* [Exercise goal]:
Set the listing down unchanged, minus every embedded image.

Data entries
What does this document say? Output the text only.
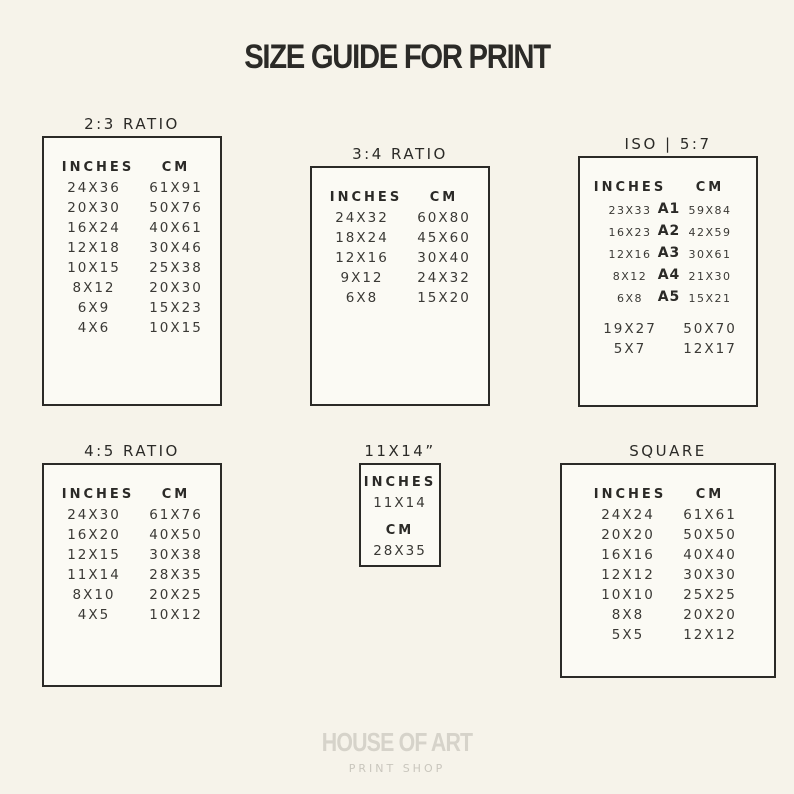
SIZE GUIDE FOR PRINT
2:3 RATIO
INCHES	CM
24X36	61X91
20X30	50X76
16X24	40X61
12X18	30X46
10X15	25X38
8X12	20X30
6X9	15X23
4X6	10X15
3:4 RATIO
INCHES	CM
24X32	60X80
18X24	45X60
12X16	30X40
9X12	24X32
6X8	15X20
ISO | 5:7
INCHES	CM
23X33 A1 59X84
16X23 A2 42X59
12X16 A3 30X61
8X12 A4 21X30
6X8	A5 15X21
19X27	50X70
5X7	12X17
4:5 RATIO
INCHES	CM
24X30	61X76
16X20	40X50
12X15	30X38
11X14	28X35
8X10	20X25
4X5	10X12
11X14”
INCHES
11X14
CM
28X35
SQUARE
INCHES	CM
24X24	61X61
20X20	50X50
16X16	40X40
12X12	30X30
10X10	25X25
8X8	20X20
5X5	12X12
HOUSE OF ART
PRINT SHOP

* [Task answer]:
What does this document say? Output the text only.
SIZE GUIDE FOR PRINT
2:3 RATIO
INCHES	CM
24X36	61X91
20X30	50X76
16X24	40X61
12X18	30X46
10X15	25X38
8X12	20X30
6X9	15X23
4X6	10X15
3:4 RATIO
INCHES	CM
24X32	60X80
18X24	45X60
12X16	30X40
9X12	24X32
6X8	15X20
ISO | 5:7
INCHES	CM
23X33 A1 59X84
16X23 A2 42X59
12X16 A3 30X61
8X12 A4 21X30
6X8	A5 15X21
19X27	50X70
5X7	12X17
4:5 RATIO
INCHES	CM
24X30	61X76
16X20	40X50
12X15	30X38
11X14	28X35
8X10	20X25
4X5	10X12
11X14”
INCHES
11X14
CM
28X35
SQUARE
INCHES	CM
24X24	61X61
20X20	50X50
16X16	40X40
12X12	30X30
10X10	25X25
8X8	20X20
5X5	12X12
HOUSE OF ART
PRINT SHOP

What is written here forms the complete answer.